(Rows from a dataset)
============================================================
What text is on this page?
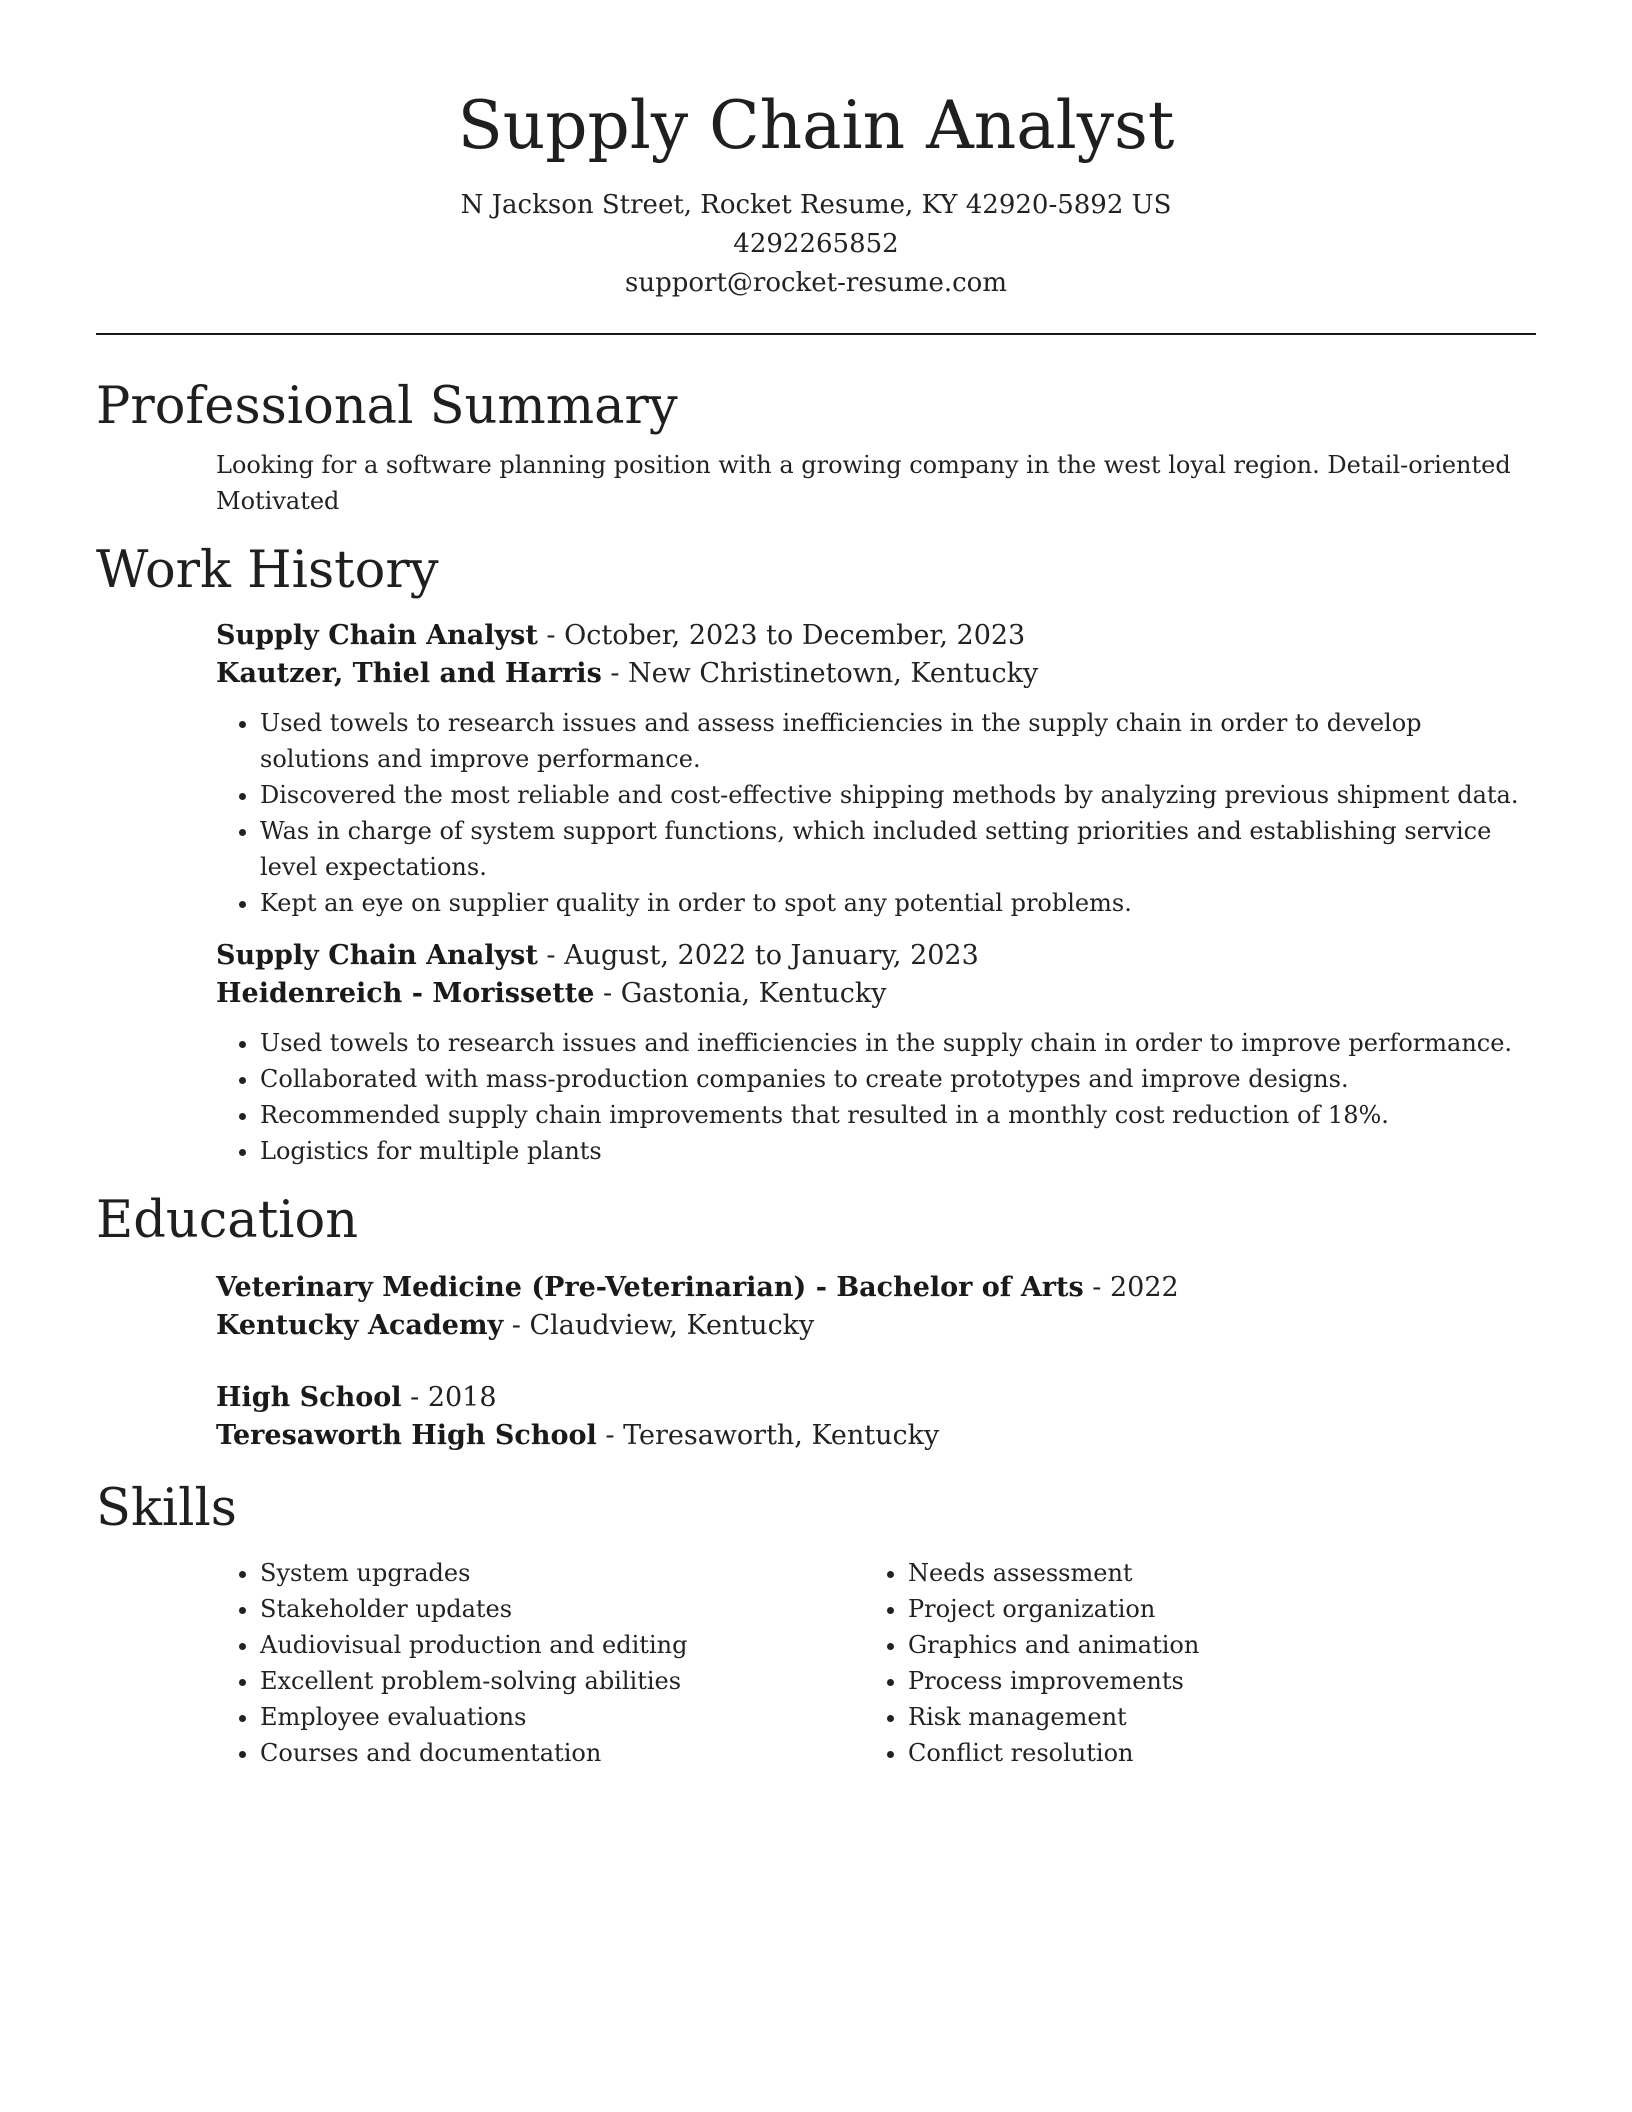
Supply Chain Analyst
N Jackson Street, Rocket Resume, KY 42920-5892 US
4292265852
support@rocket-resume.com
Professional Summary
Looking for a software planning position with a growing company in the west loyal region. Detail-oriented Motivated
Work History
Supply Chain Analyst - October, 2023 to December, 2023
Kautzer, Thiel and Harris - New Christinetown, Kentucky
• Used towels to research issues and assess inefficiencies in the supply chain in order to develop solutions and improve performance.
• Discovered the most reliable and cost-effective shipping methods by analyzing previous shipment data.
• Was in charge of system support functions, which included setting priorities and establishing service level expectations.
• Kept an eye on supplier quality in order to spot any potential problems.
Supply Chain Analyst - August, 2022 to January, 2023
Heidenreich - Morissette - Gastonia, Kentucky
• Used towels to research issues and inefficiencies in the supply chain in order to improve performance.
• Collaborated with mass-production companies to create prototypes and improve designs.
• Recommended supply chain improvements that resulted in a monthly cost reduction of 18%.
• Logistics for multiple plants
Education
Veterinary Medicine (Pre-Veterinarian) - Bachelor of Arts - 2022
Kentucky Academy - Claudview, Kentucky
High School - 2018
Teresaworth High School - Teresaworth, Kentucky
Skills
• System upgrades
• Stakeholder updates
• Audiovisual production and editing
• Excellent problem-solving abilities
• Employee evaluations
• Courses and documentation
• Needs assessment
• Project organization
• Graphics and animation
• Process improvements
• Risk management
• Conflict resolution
============================================================
▶ _What you are asked to do_
Return only the number of lines in the preceding records that contain the string "with".

▶ _Final answer_
2